● Material for this exercise:

+===+

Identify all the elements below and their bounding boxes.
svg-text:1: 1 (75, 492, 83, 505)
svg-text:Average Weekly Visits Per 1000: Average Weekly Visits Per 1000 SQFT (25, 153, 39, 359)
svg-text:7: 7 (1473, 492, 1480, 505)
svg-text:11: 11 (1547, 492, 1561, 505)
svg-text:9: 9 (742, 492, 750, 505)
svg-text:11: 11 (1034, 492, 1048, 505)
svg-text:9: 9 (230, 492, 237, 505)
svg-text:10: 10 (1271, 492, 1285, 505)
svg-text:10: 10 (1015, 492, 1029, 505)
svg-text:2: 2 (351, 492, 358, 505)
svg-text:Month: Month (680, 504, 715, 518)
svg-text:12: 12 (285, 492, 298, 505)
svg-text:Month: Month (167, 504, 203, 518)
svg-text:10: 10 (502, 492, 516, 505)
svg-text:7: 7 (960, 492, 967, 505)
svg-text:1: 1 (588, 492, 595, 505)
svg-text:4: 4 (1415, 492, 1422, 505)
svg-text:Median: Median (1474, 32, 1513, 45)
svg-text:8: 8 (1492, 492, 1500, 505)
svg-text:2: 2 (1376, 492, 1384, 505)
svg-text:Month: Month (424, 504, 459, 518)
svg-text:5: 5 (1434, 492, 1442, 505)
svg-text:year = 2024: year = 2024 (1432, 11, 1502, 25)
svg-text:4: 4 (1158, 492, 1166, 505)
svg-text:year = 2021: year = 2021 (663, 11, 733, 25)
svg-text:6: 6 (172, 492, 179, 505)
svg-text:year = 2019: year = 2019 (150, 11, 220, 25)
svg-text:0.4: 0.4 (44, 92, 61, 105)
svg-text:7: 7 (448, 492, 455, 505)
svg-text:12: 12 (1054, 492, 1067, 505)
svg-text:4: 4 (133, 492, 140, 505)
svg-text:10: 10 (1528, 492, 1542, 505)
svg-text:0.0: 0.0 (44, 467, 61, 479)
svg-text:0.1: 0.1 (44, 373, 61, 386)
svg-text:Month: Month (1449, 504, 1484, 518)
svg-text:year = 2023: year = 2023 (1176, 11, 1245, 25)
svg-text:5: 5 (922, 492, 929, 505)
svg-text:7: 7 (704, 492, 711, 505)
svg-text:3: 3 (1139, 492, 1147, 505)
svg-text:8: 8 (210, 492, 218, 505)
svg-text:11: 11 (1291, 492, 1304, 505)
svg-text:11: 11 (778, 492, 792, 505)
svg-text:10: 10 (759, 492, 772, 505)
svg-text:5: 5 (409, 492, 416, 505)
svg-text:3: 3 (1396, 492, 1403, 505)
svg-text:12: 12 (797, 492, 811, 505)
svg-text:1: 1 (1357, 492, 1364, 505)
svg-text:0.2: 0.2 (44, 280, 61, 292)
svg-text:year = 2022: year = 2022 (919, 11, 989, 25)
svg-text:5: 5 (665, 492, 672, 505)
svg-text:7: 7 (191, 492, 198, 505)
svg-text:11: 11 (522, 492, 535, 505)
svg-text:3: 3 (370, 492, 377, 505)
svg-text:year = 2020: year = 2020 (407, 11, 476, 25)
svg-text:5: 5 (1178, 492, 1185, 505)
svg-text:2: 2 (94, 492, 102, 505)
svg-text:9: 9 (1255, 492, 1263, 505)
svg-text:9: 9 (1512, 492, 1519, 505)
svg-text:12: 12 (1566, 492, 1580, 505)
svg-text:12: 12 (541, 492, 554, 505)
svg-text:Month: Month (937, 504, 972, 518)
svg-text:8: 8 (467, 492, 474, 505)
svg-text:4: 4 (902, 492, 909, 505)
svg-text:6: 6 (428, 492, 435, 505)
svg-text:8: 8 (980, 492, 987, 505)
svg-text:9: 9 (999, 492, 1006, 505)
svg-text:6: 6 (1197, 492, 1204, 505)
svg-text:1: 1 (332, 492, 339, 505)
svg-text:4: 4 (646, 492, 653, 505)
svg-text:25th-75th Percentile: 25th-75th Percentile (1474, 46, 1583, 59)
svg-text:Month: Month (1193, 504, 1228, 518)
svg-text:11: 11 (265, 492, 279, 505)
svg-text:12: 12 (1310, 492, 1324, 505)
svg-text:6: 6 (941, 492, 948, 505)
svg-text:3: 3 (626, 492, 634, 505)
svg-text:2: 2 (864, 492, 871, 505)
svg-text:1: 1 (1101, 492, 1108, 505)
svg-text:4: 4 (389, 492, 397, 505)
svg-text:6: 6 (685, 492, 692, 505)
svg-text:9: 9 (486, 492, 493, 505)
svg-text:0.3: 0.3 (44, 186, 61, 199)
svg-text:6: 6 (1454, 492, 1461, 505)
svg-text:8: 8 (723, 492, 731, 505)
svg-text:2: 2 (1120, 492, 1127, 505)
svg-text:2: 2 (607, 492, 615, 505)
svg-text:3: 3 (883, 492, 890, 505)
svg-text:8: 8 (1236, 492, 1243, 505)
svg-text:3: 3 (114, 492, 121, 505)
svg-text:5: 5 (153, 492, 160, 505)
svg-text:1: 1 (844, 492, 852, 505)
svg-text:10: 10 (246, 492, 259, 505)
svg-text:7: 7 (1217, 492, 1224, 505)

+===+

● To be done:
Reproduce all of the records above, switching each occurrence of "Median" to "50th Percentile" and leaving everything else unchanged.

● Complete response:
Identify all the elements below and their bounding boxes.
svg-text:1: 1 (75, 492, 83, 505)
svg-text:Average Weekly Visits Per 1000: Average Weekly Visits Per 1000 SQFT (25, 153, 39, 359)
svg-text:7: 7 (1473, 492, 1480, 505)
svg-text:11: 11 (1547, 492, 1561, 505)
svg-text:9: 9 (742, 492, 750, 505)
svg-text:11: 11 (1034, 492, 1048, 505)
svg-text:9: 9 (230, 492, 237, 505)
svg-text:10: 10 (1271, 492, 1285, 505)
svg-text:10: 10 (1015, 492, 1029, 505)
svg-text:2: 2 (351, 492, 358, 505)
svg-text:Month: Month (680, 504, 715, 518)
svg-text:12: 12 (285, 492, 298, 505)
svg-text:Month: Month (167, 504, 203, 518)
svg-text:10: 10 (502, 492, 516, 505)
svg-text:7: 7 (960, 492, 967, 505)
svg-text:1: 1 (588, 492, 595, 505)
svg-text:4: 4 (1415, 492, 1422, 505)
svg-text:50th Percentile: 50th Percentile (1474, 32, 1513, 45)
svg-text:8: 8 (1492, 492, 1500, 505)
svg-text:2: 2 (1376, 492, 1384, 505)
svg-text:Month: Month (424, 504, 459, 518)
svg-text:5: 5 (1434, 492, 1442, 505)
svg-text:year = 2024: year = 2024 (1432, 11, 1502, 25)
svg-text:4: 4 (1158, 492, 1166, 505)
svg-text:year = 2021: year = 2021 (663, 11, 733, 25)
svg-text:6: 6 (172, 492, 179, 505)
svg-text:year = 2019: year = 2019 (150, 11, 220, 25)
svg-text:0.4: 0.4 (44, 92, 61, 105)
svg-text:7: 7 (448, 492, 455, 505)
svg-text:12: 12 (1054, 492, 1067, 505)
svg-text:4: 4 (133, 492, 140, 505)
svg-text:10: 10 (1528, 492, 1542, 505)
svg-text:0.0: 0.0 (44, 467, 61, 479)
svg-text:0.1: 0.1 (44, 373, 61, 386)
svg-text:Month: Month (1449, 504, 1484, 518)
svg-text:year = 2023: year = 2023 (1176, 11, 1245, 25)
svg-text:5: 5 (922, 492, 929, 505)
svg-text:7: 7 (704, 492, 711, 505)
svg-text:3: 3 (1139, 492, 1147, 505)
svg-text:8: 8 (210, 492, 218, 505)
svg-text:11: 11 (1291, 492, 1304, 505)
svg-text:11: 11 (778, 492, 792, 505)
svg-text:10: 10 (759, 492, 772, 505)
svg-text:5: 5 (409, 492, 416, 505)
svg-text:3: 3 (1396, 492, 1403, 505)
svg-text:12: 12 (797, 492, 811, 505)
svg-text:1: 1 (1357, 492, 1364, 505)
svg-text:0.2: 0.2 (44, 280, 61, 292)
svg-text:year = 2022: year = 2022 (919, 11, 989, 25)
svg-text:5: 5 (665, 492, 672, 505)
svg-text:7: 7 (191, 492, 198, 505)
svg-text:11: 11 (522, 492, 535, 505)
svg-text:3: 3 (370, 492, 377, 505)
svg-text:year = 2020: year = 2020 (407, 11, 476, 25)
svg-text:5: 5 (1178, 492, 1185, 505)
svg-text:2: 2 (94, 492, 102, 505)
svg-text:9: 9 (1255, 492, 1263, 505)
svg-text:9: 9 (1512, 492, 1519, 505)
svg-text:12: 12 (1566, 492, 1580, 505)
svg-text:12: 12 (541, 492, 554, 505)
svg-text:Month: Month (937, 504, 972, 518)
svg-text:8: 8 (467, 492, 474, 505)
svg-text:4: 4 (902, 492, 909, 505)
svg-text:6: 6 (428, 492, 435, 505)
svg-text:8: 8 (980, 492, 987, 505)
svg-text:9: 9 (999, 492, 1006, 505)
svg-text:6: 6 (1197, 492, 1204, 505)
svg-text:1: 1 (332, 492, 339, 505)
svg-text:4: 4 (646, 492, 653, 505)
svg-text:25th-75th Percentile: 25th-75th Percentile (1474, 46, 1583, 59)
svg-text:Month: Month (1193, 504, 1228, 518)
svg-text:11: 11 (265, 492, 279, 505)
svg-text:12: 12 (1310, 492, 1324, 505)
svg-text:6: 6 (941, 492, 948, 505)
svg-text:3: 3 (626, 492, 634, 505)
svg-text:2: 2 (864, 492, 871, 505)
svg-text:1: 1 (1101, 492, 1108, 505)
svg-text:4: 4 (389, 492, 397, 505)
svg-text:6: 6 (685, 492, 692, 505)
svg-text:9: 9 (486, 492, 493, 505)
svg-text:0.3: 0.3 (44, 186, 61, 199)
svg-text:6: 6 (1454, 492, 1461, 505)
svg-text:8: 8 (723, 492, 731, 505)
svg-text:2: 2 (1120, 492, 1127, 505)
svg-text:2: 2 (607, 492, 615, 505)
svg-text:3: 3 (883, 492, 890, 505)
svg-text:8: 8 (1236, 492, 1243, 505)
svg-text:3: 3 (114, 492, 121, 505)
svg-text:5: 5 (153, 492, 160, 505)
svg-text:1: 1 (844, 492, 852, 505)
svg-text:10: 10 (246, 492, 259, 505)
svg-text:7: 7 (1217, 492, 1224, 505)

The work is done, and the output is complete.